* [SET TASK]:
Transcribe each line of the records below exactly, excluding any embedded images.
··· MATERIAL FOR THIS EXERCISE ···
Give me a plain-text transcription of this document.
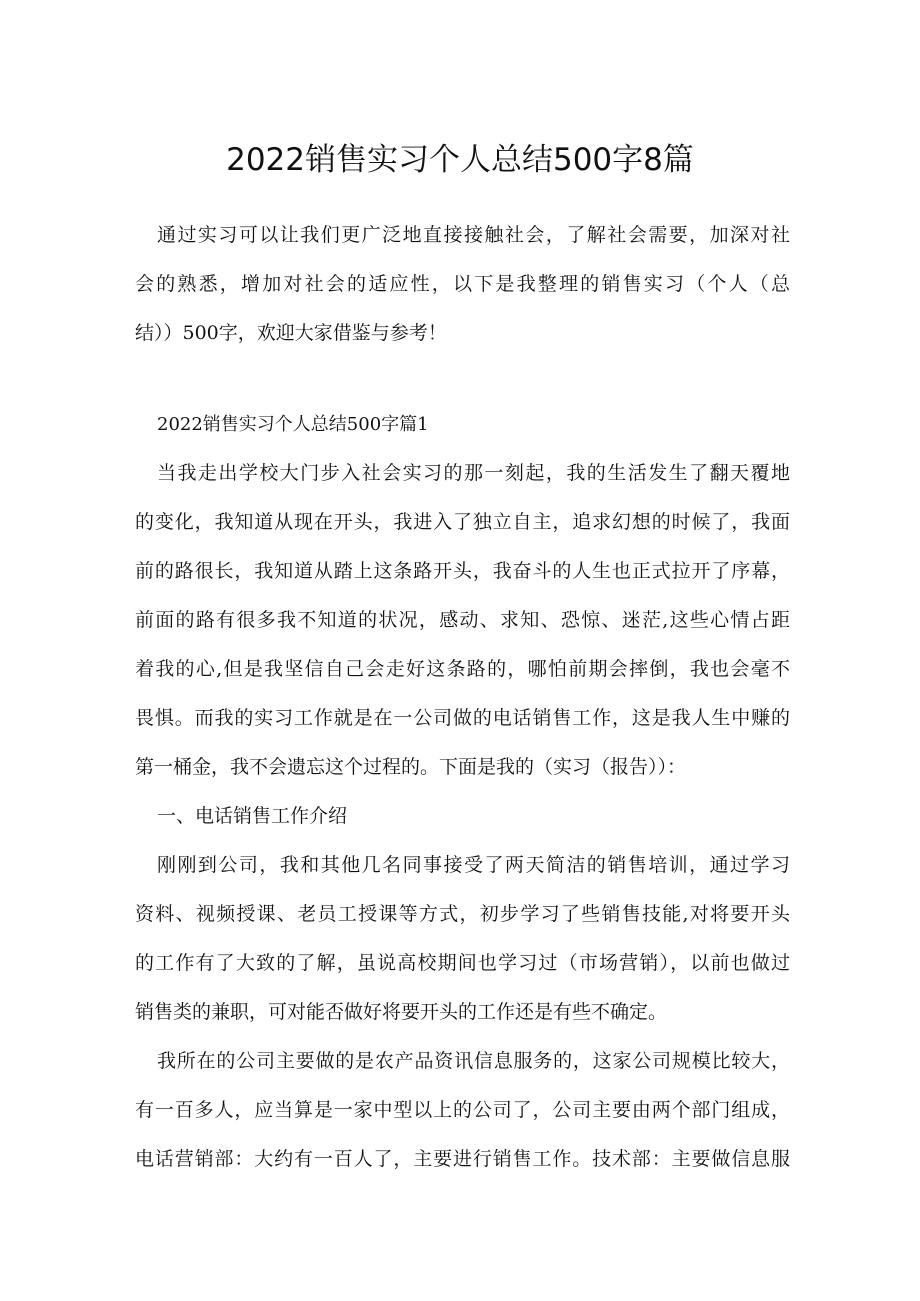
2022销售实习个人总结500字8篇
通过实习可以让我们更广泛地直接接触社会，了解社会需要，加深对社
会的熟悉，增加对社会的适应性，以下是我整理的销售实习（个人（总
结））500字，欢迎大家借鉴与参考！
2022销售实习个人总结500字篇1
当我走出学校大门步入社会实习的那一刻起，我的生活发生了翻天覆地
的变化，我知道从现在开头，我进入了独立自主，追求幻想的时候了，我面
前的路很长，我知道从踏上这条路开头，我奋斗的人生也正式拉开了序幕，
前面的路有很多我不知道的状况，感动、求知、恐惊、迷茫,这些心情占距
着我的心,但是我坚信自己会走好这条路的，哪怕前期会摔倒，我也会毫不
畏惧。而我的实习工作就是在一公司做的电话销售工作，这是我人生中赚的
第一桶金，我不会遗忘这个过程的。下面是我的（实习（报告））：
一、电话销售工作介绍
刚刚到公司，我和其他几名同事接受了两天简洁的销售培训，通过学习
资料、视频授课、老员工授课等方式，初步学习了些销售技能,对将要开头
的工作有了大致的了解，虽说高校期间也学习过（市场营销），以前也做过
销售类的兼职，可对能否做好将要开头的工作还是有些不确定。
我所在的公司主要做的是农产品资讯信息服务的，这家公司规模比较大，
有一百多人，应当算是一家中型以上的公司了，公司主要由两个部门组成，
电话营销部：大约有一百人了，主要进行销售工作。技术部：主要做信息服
···
* [RESPONSE]:
Give me a plain-text transcription of this document.
2022销售实习个人总结500字8篇
通过实习可以让我们更广泛地直接接触社会，了解社会需要，加深对社
会的熟悉，增加对社会的适应性，以下是我整理的销售实习（个人（总
结））500字，欢迎大家借鉴与参考！
2022销售实习个人总结500字篇1
当我走出学校大门步入社会实习的那一刻起，我的生活发生了翻天覆地
的变化，我知道从现在开头，我进入了独立自主，追求幻想的时候了，我面
前的路很长，我知道从踏上这条路开头，我奋斗的人生也正式拉开了序幕，
前面的路有很多我不知道的状况，感动、求知、恐惊、迷茫,这些心情占距
着我的心,但是我坚信自己会走好这条路的，哪怕前期会摔倒，我也会毫不
畏惧。而我的实习工作就是在一公司做的电话销售工作，这是我人生中赚的
第一桶金，我不会遗忘这个过程的。下面是我的（实习（报告））：
一、电话销售工作介绍
刚刚到公司，我和其他几名同事接受了两天简洁的销售培训，通过学习
资料、视频授课、老员工授课等方式，初步学习了些销售技能,对将要开头
的工作有了大致的了解，虽说高校期间也学习过（市场营销），以前也做过
销售类的兼职，可对能否做好将要开头的工作还是有些不确定。
我所在的公司主要做的是农产品资讯信息服务的，这家公司规模比较大，
有一百多人，应当算是一家中型以上的公司了，公司主要由两个部门组成，
电话营销部：大约有一百人了，主要进行销售工作。技术部：主要做信息服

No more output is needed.